=== What is expected ===
In the entries below, find every line holding the string "бюджетов" and collect it.
** begin Material to process **
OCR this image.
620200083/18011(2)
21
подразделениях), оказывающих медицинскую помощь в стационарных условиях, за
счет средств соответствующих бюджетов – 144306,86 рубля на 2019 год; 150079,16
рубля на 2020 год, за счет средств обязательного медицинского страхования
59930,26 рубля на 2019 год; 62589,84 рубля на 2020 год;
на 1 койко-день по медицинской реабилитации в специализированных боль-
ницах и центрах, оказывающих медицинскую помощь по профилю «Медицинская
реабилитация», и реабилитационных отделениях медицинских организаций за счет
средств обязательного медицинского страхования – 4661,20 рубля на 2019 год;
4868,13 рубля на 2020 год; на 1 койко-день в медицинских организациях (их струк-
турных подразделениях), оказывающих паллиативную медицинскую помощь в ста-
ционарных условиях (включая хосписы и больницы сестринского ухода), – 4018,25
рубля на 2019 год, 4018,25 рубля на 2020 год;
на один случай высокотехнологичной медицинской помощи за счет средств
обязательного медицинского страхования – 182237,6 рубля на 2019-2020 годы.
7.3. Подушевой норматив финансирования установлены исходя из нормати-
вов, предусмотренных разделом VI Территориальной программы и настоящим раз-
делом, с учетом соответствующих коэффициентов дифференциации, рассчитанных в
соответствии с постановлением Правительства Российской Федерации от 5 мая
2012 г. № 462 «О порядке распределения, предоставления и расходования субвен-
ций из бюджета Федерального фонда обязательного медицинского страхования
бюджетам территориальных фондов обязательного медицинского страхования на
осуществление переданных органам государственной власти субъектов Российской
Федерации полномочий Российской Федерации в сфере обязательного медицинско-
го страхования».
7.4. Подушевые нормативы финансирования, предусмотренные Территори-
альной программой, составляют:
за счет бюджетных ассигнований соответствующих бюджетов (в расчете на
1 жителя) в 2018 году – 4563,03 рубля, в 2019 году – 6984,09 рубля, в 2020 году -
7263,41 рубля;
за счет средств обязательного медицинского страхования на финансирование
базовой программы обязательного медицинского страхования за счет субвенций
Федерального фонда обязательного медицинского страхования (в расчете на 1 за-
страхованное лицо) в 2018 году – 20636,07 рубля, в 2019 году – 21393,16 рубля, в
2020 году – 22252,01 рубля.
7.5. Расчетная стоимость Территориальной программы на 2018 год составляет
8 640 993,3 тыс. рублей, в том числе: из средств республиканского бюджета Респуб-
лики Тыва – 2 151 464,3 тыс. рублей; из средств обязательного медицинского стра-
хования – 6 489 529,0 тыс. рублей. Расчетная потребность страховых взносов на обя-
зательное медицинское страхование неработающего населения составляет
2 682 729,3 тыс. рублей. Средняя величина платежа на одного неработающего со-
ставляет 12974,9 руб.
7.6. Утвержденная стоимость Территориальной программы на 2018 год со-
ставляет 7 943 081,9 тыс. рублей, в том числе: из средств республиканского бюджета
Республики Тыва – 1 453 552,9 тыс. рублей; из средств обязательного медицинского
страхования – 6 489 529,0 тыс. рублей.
** end Material to process **
=== Correct result ===
счет средств соответствующих бюджетов – 144306,86 рубля на 2019 год; 150079,16
за счет бюджетных ассигнований соответствующих бюджетов (в расчете на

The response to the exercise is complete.